— INSTRUCTIONS FOR THE TASK —
Search the material below for the word "invasiones" and copy every line in which it occurs.

Items listed in a dataset:
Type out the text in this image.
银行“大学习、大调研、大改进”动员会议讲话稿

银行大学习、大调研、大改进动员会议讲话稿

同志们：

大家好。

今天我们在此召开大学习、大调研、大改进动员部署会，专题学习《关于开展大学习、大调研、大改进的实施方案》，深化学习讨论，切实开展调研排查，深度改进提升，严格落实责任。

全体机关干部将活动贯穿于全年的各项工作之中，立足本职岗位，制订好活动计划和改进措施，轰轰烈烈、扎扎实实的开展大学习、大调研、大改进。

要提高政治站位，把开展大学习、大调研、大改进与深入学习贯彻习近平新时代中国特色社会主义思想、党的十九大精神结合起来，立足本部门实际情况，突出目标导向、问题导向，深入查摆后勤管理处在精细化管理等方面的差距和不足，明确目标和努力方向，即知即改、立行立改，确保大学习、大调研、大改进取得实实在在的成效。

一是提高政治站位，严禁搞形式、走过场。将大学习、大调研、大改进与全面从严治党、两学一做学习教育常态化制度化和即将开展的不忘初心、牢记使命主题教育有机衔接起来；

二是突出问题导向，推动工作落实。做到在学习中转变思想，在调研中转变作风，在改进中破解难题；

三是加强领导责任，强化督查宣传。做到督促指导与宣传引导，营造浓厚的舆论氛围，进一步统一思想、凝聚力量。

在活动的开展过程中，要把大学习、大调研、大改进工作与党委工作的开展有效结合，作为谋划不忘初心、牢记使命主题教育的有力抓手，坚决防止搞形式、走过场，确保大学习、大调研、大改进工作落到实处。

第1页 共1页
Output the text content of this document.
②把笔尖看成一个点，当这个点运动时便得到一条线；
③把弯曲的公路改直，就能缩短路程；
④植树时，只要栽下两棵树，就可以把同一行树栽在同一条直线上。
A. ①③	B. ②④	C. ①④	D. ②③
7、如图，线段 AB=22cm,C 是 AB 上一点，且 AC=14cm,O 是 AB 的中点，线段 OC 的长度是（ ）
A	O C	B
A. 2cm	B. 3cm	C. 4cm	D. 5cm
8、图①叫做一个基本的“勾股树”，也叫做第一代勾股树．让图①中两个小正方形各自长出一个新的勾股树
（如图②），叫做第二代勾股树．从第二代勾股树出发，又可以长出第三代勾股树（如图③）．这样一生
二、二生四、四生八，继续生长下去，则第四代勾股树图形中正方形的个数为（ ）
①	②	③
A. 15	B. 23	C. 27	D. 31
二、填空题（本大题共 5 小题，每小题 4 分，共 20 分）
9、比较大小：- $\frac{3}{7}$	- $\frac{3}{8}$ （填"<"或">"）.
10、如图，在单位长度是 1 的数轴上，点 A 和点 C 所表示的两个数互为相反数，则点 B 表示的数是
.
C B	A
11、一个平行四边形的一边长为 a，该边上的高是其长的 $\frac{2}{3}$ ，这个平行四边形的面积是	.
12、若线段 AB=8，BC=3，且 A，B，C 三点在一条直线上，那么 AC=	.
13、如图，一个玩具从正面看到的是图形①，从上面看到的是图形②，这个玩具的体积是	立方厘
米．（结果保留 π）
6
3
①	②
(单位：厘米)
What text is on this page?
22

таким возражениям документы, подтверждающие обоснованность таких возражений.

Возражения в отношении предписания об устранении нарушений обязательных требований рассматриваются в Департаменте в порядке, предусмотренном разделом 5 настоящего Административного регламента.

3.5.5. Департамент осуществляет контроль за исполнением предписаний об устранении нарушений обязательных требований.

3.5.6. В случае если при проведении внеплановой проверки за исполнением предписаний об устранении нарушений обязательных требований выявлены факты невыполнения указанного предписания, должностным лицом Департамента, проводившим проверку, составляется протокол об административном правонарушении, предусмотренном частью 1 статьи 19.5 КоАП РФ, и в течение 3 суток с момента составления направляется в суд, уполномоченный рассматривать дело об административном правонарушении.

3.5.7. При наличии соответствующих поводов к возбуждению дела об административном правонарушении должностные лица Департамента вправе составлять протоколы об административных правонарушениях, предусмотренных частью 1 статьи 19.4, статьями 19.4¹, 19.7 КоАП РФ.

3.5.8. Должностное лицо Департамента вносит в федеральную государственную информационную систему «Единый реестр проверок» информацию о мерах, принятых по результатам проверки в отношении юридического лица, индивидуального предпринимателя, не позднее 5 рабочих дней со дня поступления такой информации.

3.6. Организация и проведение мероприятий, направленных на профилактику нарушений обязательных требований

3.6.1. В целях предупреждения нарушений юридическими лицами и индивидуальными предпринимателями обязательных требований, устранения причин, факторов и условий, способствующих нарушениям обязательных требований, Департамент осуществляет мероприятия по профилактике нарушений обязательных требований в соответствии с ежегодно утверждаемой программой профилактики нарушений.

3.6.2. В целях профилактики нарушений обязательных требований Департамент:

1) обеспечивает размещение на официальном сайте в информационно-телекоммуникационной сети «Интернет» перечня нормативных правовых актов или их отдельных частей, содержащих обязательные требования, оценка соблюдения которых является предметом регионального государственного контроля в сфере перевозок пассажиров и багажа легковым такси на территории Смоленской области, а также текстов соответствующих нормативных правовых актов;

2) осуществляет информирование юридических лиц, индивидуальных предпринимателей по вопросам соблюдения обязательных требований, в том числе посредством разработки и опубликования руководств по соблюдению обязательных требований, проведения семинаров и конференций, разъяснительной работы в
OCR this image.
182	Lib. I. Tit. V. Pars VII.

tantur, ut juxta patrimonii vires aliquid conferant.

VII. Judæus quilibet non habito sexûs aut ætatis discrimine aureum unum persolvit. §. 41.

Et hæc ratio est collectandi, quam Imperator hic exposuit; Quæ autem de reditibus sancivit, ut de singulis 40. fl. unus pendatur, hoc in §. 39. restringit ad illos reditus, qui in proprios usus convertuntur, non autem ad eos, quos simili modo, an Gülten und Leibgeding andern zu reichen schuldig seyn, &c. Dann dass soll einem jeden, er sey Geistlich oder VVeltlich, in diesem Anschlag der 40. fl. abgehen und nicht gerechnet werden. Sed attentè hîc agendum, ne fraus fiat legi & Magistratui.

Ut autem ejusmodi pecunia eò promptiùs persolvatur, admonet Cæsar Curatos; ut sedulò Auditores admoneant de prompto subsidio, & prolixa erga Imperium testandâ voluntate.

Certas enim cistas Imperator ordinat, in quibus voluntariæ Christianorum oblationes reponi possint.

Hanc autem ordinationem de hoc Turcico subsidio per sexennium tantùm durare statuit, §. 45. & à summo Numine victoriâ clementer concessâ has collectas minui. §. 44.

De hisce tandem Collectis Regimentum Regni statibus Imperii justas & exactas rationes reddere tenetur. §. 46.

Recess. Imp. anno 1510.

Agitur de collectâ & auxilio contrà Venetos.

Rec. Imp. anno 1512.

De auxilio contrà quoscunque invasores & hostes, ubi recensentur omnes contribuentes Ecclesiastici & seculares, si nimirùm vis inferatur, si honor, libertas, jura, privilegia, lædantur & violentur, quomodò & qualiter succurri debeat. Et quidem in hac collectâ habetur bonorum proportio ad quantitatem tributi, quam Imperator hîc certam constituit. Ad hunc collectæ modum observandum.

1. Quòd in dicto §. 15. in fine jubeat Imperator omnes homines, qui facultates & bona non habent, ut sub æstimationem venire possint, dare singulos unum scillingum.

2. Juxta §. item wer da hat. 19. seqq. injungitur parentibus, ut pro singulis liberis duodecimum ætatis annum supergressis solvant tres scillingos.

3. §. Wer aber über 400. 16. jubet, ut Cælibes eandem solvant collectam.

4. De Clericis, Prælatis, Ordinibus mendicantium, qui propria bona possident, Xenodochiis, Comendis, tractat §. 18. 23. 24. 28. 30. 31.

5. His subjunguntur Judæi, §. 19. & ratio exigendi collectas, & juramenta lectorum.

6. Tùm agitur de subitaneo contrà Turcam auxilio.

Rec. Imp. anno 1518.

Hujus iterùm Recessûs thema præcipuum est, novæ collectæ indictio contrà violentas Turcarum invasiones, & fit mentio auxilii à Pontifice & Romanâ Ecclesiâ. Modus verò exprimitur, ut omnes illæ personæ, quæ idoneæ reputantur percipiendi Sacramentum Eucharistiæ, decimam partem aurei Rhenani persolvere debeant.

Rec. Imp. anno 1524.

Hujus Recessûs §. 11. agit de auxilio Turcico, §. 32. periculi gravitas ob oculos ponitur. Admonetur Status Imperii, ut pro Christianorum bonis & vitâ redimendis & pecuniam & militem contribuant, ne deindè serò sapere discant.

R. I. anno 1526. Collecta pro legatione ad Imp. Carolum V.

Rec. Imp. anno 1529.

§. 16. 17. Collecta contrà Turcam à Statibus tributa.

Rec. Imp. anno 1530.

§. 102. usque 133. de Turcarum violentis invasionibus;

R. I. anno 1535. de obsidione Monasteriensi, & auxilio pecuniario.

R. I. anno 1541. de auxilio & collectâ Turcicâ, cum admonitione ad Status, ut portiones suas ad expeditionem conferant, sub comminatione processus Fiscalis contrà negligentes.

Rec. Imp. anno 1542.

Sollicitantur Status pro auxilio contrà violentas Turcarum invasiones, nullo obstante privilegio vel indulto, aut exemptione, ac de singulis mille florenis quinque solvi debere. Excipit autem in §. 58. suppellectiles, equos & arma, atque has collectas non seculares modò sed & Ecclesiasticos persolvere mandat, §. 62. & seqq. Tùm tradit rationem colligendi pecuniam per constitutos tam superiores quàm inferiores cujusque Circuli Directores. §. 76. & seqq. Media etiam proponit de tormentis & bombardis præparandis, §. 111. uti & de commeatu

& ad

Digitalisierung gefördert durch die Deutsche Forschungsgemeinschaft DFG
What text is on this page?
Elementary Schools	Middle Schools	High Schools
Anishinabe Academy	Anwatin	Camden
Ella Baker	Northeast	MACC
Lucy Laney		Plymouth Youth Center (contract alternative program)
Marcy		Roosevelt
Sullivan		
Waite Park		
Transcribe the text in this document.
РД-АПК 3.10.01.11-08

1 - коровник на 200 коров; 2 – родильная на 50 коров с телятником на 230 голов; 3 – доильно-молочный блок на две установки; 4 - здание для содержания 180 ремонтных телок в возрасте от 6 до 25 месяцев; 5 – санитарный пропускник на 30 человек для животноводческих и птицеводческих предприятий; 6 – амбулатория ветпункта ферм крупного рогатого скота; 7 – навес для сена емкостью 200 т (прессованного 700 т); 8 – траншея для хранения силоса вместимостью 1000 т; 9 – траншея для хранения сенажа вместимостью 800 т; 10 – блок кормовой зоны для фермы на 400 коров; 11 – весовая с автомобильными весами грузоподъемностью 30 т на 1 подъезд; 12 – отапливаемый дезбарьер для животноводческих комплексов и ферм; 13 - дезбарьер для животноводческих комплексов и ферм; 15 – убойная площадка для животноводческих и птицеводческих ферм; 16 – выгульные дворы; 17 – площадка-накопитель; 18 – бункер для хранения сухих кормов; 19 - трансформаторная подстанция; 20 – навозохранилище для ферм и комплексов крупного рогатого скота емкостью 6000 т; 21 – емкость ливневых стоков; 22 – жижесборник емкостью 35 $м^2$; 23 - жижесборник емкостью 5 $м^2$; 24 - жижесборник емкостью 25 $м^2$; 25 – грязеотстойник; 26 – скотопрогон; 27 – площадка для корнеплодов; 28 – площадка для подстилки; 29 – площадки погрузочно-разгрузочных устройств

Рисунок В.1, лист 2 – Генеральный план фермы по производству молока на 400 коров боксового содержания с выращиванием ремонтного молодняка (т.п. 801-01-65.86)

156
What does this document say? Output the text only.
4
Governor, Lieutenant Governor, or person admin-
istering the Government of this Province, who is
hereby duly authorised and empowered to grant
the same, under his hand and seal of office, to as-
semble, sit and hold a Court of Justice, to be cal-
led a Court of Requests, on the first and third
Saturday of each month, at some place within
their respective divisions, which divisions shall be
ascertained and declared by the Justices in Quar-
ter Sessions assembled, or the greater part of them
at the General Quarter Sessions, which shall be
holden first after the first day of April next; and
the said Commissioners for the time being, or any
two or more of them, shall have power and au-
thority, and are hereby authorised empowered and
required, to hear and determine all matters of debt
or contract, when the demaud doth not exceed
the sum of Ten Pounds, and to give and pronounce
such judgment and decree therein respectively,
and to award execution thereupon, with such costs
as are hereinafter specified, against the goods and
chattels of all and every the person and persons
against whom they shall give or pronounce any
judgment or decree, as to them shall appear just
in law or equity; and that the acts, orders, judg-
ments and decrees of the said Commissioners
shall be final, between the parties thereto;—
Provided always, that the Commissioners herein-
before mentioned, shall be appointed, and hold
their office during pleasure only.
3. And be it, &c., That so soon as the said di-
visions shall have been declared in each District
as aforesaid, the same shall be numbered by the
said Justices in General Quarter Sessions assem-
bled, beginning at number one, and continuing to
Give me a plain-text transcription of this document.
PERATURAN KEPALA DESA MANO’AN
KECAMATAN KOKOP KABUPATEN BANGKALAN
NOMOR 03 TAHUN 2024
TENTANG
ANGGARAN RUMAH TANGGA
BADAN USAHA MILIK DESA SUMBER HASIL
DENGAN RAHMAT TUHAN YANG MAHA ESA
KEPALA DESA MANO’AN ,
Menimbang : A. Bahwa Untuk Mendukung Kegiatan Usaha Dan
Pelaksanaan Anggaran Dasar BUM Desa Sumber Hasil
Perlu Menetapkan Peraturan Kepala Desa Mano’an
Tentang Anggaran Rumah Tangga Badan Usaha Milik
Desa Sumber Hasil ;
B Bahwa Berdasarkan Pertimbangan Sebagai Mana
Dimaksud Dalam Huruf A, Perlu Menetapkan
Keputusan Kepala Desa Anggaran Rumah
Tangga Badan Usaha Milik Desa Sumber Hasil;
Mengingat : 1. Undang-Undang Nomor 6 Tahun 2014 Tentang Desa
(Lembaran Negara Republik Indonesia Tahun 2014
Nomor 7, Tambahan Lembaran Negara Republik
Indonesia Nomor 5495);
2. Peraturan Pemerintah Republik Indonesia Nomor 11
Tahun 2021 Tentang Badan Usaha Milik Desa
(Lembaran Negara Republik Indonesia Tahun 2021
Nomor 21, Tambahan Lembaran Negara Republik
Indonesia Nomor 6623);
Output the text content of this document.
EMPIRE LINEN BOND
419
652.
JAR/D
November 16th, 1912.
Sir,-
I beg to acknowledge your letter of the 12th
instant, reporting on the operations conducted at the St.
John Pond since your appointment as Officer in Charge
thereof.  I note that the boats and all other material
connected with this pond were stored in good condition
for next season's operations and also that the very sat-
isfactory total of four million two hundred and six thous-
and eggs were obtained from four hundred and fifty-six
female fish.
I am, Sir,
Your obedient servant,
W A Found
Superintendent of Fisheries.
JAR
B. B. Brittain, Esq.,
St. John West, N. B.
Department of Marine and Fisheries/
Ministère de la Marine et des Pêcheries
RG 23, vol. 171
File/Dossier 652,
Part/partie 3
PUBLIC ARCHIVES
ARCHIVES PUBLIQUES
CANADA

— THE ANSWER —
Hujus iterùm Recessûs thema præcipuum est, novæ collectæ indictio contrà violentas Turcarum invasiones, & fit mentio auxilii à Pontifice & Romanâ Ecclesiâ. Modus verò exprimitur, ut omnes illæ personæ, quæ idoneæ reputantur percipiendi Sacramentum Eucharistiæ, decimam partem aurei Rhenani persolvere debeant.
Sollicitantur Status pro auxilio contrà violentas Turcarum invasiones, nullo obstante privilegio vel indulto, aut exemptione, ac de singulis mille florenis quinque solvi debere. Excipit autem in §. 58. suppellectiles, equos & arma, atque has collectas non seculares modò sed & Ecclesiasticos persolvere mandat, §. 62. & seqq. Tùm tradit rationem colligendi pecuniam per constitutos tam superiores quàm inferiores cujusque Circuli Directores. §. 76. & seqq. Media etiam proponit de tormentis & bombardis præparandis, §. 111. uti & de commeatu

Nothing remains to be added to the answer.